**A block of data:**
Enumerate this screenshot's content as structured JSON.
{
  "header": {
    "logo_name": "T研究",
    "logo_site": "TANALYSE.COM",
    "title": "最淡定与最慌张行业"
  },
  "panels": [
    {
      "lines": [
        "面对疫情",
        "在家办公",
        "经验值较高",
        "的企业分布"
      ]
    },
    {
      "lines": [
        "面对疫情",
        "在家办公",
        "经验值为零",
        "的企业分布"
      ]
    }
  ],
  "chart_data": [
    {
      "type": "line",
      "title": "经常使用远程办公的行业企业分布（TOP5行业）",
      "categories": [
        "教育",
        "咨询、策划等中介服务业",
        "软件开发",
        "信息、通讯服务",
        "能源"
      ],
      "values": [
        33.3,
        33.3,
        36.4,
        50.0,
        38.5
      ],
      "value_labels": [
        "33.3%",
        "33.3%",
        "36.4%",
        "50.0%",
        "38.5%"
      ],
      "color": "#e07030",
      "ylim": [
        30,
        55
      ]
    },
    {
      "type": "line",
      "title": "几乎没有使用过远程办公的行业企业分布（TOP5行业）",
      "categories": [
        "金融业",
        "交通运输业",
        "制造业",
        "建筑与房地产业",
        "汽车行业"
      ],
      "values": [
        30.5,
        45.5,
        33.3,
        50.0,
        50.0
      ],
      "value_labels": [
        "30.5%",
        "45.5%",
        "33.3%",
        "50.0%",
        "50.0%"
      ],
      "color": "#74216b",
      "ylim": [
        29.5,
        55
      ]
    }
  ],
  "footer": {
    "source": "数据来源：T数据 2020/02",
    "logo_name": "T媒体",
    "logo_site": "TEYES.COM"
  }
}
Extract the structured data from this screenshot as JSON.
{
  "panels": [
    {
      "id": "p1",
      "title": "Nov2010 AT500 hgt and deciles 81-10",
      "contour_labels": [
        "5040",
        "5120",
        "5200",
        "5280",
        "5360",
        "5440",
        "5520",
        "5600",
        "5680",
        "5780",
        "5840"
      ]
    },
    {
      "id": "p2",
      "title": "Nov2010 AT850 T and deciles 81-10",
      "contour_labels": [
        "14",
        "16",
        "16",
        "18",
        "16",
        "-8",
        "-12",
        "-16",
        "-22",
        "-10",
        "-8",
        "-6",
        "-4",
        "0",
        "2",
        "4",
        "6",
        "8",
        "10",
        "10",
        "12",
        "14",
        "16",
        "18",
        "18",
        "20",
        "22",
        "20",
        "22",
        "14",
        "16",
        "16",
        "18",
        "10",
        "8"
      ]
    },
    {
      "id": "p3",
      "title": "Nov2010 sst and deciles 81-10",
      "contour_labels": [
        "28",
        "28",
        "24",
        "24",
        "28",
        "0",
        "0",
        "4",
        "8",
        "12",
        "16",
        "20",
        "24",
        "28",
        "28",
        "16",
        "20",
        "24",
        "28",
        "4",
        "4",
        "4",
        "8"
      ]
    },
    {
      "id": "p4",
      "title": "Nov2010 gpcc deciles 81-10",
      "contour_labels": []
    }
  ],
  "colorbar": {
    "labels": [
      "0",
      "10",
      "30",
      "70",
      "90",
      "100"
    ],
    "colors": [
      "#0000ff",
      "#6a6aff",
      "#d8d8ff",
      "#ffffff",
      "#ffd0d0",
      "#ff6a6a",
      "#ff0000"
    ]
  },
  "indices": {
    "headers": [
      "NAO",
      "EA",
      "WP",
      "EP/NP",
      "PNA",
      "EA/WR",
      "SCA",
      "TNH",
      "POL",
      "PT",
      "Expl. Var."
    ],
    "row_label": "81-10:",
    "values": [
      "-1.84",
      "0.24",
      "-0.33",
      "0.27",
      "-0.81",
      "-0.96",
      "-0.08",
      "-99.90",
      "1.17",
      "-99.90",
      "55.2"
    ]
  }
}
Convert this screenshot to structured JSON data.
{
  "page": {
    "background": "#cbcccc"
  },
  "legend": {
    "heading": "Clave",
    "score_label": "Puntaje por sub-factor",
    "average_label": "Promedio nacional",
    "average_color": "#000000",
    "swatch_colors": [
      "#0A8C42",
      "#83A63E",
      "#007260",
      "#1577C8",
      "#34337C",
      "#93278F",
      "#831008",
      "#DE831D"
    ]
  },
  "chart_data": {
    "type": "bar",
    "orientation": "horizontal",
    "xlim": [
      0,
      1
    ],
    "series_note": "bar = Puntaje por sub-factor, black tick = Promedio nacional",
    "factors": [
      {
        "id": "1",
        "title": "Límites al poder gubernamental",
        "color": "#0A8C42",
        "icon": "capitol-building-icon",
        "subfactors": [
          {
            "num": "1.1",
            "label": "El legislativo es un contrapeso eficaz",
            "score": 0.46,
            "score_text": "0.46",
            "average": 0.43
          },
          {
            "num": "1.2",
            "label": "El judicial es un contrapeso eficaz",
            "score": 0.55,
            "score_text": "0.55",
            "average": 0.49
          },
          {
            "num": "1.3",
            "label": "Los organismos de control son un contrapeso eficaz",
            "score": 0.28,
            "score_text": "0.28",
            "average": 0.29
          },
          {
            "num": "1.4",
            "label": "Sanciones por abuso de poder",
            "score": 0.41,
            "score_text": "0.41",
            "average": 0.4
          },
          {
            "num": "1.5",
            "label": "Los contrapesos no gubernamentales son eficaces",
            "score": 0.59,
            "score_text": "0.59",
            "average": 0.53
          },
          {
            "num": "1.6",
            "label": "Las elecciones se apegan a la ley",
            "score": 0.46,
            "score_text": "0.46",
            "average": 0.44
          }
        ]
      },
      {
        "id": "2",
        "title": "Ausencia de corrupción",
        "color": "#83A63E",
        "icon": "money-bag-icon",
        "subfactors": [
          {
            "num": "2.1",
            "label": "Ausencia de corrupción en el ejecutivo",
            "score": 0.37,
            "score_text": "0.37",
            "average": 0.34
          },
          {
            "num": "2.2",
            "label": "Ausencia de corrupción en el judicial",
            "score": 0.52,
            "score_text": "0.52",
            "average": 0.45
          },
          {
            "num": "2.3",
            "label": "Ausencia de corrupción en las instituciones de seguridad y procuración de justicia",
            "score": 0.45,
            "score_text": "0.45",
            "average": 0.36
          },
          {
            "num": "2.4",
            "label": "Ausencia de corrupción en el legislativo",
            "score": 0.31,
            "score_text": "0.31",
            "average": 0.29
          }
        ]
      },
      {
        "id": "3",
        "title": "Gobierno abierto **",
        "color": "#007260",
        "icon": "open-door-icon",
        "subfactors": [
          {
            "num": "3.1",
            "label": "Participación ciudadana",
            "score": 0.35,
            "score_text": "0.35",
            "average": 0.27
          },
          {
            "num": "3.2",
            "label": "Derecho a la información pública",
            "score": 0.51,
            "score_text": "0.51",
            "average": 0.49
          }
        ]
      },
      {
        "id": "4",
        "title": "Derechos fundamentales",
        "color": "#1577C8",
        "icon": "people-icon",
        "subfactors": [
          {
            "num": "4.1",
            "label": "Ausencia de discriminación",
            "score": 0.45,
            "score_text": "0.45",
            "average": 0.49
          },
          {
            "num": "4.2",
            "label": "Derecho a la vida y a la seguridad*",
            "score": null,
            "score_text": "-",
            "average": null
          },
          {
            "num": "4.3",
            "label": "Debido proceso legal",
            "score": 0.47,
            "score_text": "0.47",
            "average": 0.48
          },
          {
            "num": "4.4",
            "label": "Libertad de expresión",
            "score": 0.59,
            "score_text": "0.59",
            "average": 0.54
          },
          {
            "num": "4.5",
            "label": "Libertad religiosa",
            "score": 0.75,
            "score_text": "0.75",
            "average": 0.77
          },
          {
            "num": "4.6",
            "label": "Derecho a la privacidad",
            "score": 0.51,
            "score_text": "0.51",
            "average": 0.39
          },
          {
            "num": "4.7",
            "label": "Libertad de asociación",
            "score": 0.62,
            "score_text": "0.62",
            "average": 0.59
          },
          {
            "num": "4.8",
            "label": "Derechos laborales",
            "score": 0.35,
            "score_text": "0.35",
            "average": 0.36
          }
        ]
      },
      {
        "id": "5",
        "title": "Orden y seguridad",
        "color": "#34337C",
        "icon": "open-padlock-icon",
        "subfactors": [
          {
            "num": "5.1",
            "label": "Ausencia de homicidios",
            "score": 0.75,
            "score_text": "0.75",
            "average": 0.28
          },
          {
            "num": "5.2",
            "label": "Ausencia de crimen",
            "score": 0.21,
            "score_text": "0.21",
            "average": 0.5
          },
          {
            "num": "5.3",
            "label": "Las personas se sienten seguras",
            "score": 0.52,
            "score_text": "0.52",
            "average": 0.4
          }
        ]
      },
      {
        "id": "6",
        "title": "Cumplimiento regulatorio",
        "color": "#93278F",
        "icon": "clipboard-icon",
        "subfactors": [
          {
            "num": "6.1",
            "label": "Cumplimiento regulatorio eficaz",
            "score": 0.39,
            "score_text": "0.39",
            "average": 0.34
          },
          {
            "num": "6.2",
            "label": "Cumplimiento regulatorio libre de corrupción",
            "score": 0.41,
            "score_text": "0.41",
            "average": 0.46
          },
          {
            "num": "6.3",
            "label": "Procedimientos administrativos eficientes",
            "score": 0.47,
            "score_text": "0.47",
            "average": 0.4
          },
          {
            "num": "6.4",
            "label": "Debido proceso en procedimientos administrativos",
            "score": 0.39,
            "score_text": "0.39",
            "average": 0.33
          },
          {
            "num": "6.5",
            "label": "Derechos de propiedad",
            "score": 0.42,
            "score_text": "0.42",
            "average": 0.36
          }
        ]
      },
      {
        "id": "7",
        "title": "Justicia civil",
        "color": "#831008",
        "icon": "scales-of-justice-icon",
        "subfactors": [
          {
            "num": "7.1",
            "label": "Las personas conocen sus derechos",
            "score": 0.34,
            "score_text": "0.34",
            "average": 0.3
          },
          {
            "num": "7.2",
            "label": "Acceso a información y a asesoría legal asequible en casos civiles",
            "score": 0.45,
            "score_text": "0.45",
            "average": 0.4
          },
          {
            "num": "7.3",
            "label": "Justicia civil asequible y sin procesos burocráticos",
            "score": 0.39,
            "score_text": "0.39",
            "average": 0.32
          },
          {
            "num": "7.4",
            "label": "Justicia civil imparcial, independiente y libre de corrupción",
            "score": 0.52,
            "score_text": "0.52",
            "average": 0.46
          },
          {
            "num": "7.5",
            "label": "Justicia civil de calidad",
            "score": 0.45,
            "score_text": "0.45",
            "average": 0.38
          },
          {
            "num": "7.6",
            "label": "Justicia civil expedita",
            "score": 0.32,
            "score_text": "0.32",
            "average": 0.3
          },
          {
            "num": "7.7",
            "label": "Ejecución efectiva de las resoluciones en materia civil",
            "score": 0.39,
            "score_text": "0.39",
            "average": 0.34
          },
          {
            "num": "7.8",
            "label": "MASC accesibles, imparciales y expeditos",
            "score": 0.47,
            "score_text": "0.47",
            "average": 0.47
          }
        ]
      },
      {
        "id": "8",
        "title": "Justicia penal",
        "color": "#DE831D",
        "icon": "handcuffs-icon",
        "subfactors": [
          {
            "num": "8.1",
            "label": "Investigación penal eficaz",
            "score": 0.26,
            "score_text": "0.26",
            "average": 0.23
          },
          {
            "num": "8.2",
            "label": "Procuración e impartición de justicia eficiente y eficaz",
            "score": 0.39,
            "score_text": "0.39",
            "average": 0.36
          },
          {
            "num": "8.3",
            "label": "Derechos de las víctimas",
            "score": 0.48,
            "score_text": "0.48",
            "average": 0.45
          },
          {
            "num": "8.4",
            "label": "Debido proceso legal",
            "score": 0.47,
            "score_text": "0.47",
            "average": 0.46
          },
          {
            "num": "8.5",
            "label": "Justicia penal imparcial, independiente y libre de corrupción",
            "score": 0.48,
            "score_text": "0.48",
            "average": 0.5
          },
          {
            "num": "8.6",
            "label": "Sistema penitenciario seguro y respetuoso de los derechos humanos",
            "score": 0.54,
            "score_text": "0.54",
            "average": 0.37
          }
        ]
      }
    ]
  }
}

**REQUIRED TASK:**
Copy out each line of the data containing the string "Cumplimiento".

**REPLY:**
        "title": "Cumplimiento regulatorio",
            "label": "Cumplimiento regulatorio eficaz",
            "label": "Cumplimiento regulatorio libre de corrupción",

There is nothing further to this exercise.